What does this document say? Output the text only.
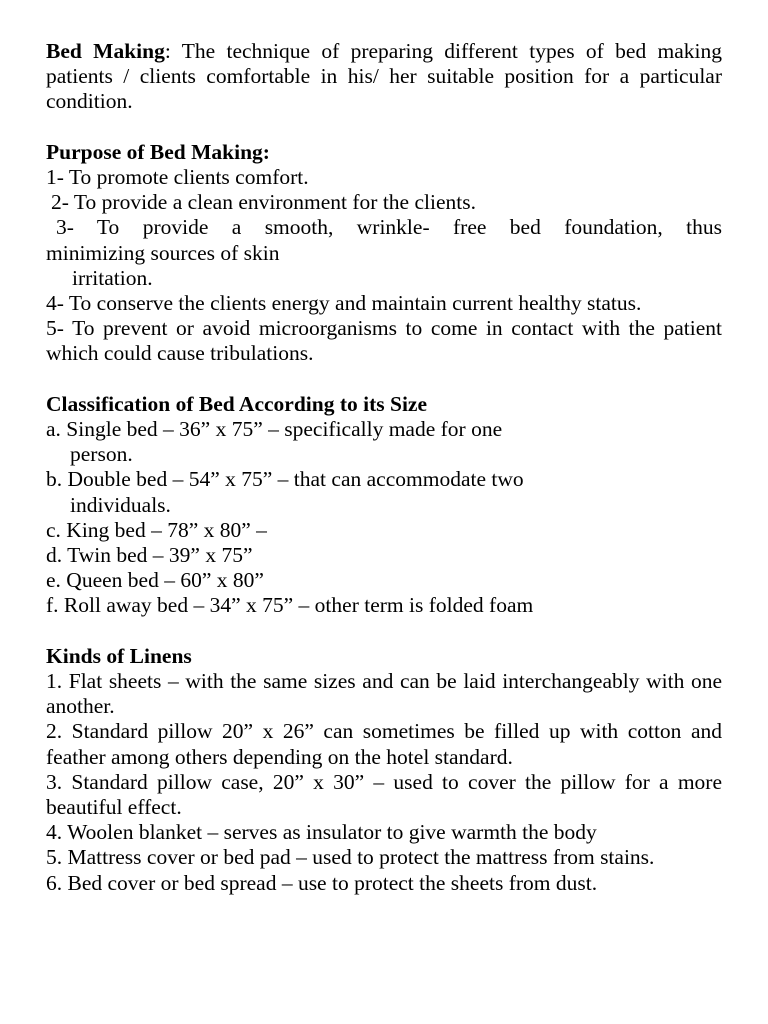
Bed Making: The technique of preparing different types of bed making patients / clients comfortable in his/ her suitable position for a particular condition.

Purpose of Bed Making:

1- To promote clients comfort.

2- To provide a clean environment for the clients.

3- To provide a smooth, wrinkle- free bed foundation, thus

minimizing sources of skin

irritation.

4- To conserve the clients energy and maintain current healthy status.

5- To prevent or avoid microorganisms to come in contact with the patient which could cause tribulations.

Classification of Bed According to its Size

a. Single bed – 36” x 75” – specifically made for one

person.

b. Double bed – 54” x 75” – that can accommodate two

individuals.

c. King bed – 78” x 80” –

d. Twin bed – 39” x 75”

e. Queen bed – 60” x 80”

f. Roll away bed – 34” x 75” – other term is folded foam

Kinds of Linens

1. Flat sheets – with the same sizes and can be laid interchangeably with one another.

2. Standard pillow 20” x 26” can sometimes be filled up with cotton and feather among others depending on the hotel standard.

3. Standard pillow case, 20” x 30” – used to cover the pillow for a more beautiful effect.

4. Woolen blanket – serves as insulator to give warmth the body

5. Mattress cover or bed pad – used to protect the mattress from stains.

6. Bed cover or bed spread – use to protect the sheets from dust.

———

__Problem requirements__.
Reproduce each line of the data containing the word "Standard".

__Answer to this task__.
2. Standard pillow 20” x 26” can sometimes be filled up with cotton and feather among others depending on the hotel standard.
3. Standard pillow case, 20” x 30” – used to cover the pillow for a more beautiful effect.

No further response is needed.